_Exercise data:_
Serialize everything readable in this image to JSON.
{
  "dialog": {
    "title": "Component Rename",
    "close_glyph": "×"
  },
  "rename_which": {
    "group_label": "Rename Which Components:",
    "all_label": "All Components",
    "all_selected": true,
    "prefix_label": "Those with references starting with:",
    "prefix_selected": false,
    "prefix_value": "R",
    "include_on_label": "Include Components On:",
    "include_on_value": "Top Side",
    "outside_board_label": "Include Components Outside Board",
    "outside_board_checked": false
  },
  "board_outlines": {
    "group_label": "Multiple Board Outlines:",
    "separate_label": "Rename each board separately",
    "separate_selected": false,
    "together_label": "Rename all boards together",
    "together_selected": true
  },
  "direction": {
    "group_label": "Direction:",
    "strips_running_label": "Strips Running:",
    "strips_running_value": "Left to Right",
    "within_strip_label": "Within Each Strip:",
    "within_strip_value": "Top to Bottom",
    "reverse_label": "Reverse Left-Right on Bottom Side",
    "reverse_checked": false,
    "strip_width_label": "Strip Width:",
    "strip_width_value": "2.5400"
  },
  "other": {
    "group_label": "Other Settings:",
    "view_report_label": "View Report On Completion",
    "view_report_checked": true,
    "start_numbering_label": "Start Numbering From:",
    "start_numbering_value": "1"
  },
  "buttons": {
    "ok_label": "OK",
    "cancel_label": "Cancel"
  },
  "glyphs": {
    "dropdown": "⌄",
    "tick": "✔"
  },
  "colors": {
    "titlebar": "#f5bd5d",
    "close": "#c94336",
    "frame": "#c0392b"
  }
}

_Requirement:_ Repeat the material above exactly.

_Result for this exercise:_
Serialize everything readable in this image to JSON.
{
  "dialog": {
    "title": "Component Rename",
    "close_glyph": "×"
  },
  "rename_which": {
    "group_label": "Rename Which Components:",
    "all_label": "All Components",
    "all_selected": true,
    "prefix_label": "Those with references starting with:",
    "prefix_selected": false,
    "prefix_value": "R",
    "include_on_label": "Include Components On:",
    "include_on_value": "Top Side",
    "outside_board_label": "Include Components Outside Board",
    "outside_board_checked": false
  },
  "board_outlines": {
    "group_label": "Multiple Board Outlines:",
    "separate_label": "Rename each board separately",
    "separate_selected": false,
    "together_label": "Rename all boards together",
    "together_selected": true
  },
  "direction": {
    "group_label": "Direction:",
    "strips_running_label": "Strips Running:",
    "strips_running_value": "Left to Right",
    "within_strip_label": "Within Each Strip:",
    "within_strip_value": "Top to Bottom",
    "reverse_label": "Reverse Left-Right on Bottom Side",
    "reverse_checked": false,
    "strip_width_label": "Strip Width:",
    "strip_width_value": "2.5400"
  },
  "other": {
    "group_label": "Other Settings:",
    "view_report_label": "View Report On Completion",
    "view_report_checked": true,
    "start_numbering_label": "Start Numbering From:",
    "start_numbering_value": "1"
  },
  "buttons": {
    "ok_label": "OK",
    "cancel_label": "Cancel"
  },
  "glyphs": {
    "dropdown": "⌄",
    "tick": "✔"
  },
  "colors": {
    "titlebar": "#f5bd5d",
    "close": "#c94336",
    "frame": "#c0392b"
  }
}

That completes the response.